::: RAW DATA
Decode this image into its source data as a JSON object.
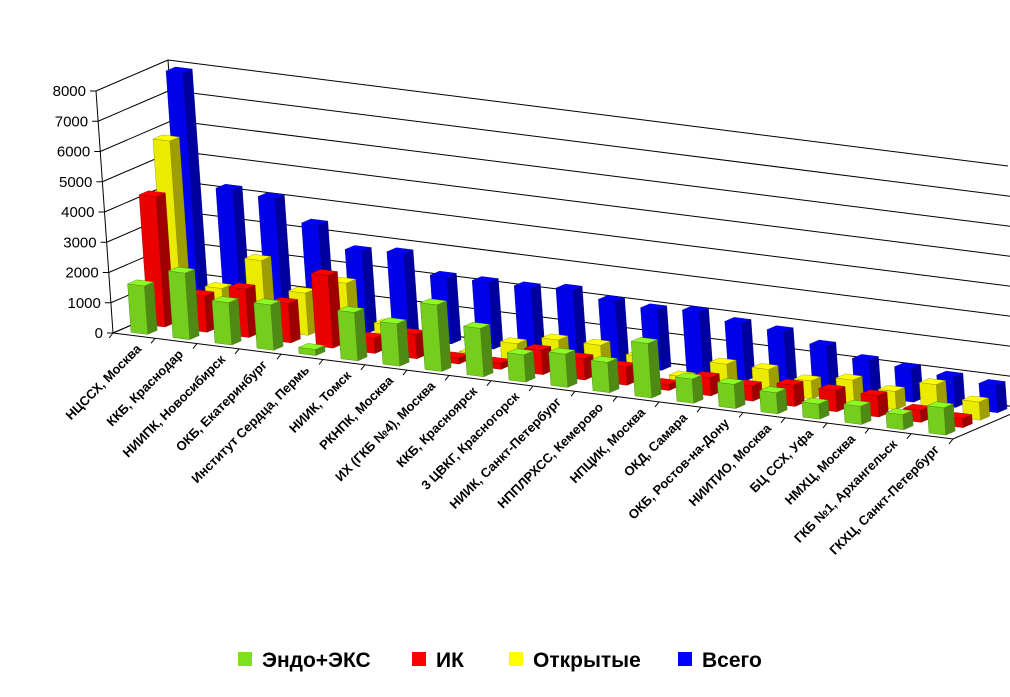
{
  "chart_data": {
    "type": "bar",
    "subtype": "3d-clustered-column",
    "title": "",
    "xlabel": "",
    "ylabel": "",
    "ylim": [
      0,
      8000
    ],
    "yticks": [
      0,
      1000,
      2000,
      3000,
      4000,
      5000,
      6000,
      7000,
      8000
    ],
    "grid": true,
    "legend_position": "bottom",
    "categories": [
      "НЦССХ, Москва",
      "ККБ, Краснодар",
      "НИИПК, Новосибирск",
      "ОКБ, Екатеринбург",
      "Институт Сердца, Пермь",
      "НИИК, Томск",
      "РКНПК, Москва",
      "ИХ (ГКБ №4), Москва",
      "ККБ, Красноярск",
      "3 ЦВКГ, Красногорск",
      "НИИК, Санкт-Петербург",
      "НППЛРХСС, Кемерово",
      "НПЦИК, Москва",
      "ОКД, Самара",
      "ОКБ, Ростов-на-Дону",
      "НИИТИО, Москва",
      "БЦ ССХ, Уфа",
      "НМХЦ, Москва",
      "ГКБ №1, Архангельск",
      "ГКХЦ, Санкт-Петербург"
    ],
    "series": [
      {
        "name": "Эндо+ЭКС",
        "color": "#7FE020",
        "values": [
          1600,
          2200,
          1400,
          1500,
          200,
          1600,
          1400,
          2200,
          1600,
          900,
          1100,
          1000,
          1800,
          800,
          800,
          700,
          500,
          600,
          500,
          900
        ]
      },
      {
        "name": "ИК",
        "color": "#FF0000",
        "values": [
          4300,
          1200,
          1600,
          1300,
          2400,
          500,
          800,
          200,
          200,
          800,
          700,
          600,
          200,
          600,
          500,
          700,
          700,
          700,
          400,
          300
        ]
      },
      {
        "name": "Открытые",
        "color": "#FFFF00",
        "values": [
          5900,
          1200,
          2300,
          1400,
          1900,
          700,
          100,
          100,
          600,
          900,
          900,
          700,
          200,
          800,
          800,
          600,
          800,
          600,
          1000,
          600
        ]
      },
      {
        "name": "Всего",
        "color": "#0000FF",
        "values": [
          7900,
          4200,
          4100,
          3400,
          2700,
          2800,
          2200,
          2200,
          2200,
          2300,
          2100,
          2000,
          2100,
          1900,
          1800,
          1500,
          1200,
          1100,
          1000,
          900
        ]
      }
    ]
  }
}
::::::
→ **TASK GOAL**: Each record above should be copied character for character, with pictures dropped.

→ **COMPLETED EXERCISE**:
Decode this image into its source data as a JSON object.
{
  "chart_data": {
    "type": "bar",
    "subtype": "3d-clustered-column",
    "title": "",
    "xlabel": "",
    "ylabel": "",
    "ylim": [
      0,
      8000
    ],
    "yticks": [
      0,
      1000,
      2000,
      3000,
      4000,
      5000,
      6000,
      7000,
      8000
    ],
    "grid": true,
    "legend_position": "bottom",
    "categories": [
      "НЦССХ, Москва",
      "ККБ, Краснодар",
      "НИИПК, Новосибирск",
      "ОКБ, Екатеринбург",
      "Институт Сердца, Пермь",
      "НИИК, Томск",
      "РКНПК, Москва",
      "ИХ (ГКБ №4), Москва",
      "ККБ, Красноярск",
      "3 ЦВКГ, Красногорск",
      "НИИК, Санкт-Петербург",
      "НППЛРХСС, Кемерово",
      "НПЦИК, Москва",
      "ОКД, Самара",
      "ОКБ, Ростов-на-Дону",
      "НИИТИО, Москва",
      "БЦ ССХ, Уфа",
      "НМХЦ, Москва",
      "ГКБ №1, Архангельск",
      "ГКХЦ, Санкт-Петербург"
    ],
    "series": [
      {
        "name": "Эндо+ЭКС",
        "color": "#7FE020",
        "values": [
          1600,
          2200,
          1400,
          1500,
          200,
          1600,
          1400,
          2200,
          1600,
          900,
          1100,
          1000,
          1800,
          800,
          800,
          700,
          500,
          600,
          500,
          900
        ]
      },
      {
        "name": "ИК",
        "color": "#FF0000",
        "values": [
          4300,
          1200,
          1600,
          1300,
          2400,
          500,
          800,
          200,
          200,
          800,
          700,
          600,
          200,
          600,
          500,
          700,
          700,
          700,
          400,
          300
        ]
      },
      {
        "name": "Открытые",
        "color": "#FFFF00",
        "values": [
          5900,
          1200,
          2300,
          1400,
          1900,
          700,
          100,
          100,
          600,
          900,
          900,
          700,
          200,
          800,
          800,
          600,
          800,
          600,
          1000,
          600
        ]
      },
      {
        "name": "Всего",
        "color": "#0000FF",
        "values": [
          7900,
          4200,
          4100,
          3400,
          2700,
          2800,
          2200,
          2200,
          2200,
          2300,
          2100,
          2000,
          2100,
          1900,
          1800,
          1500,
          1200,
          1100,
          1000,
          900
        ]
      }
    ]
  }
}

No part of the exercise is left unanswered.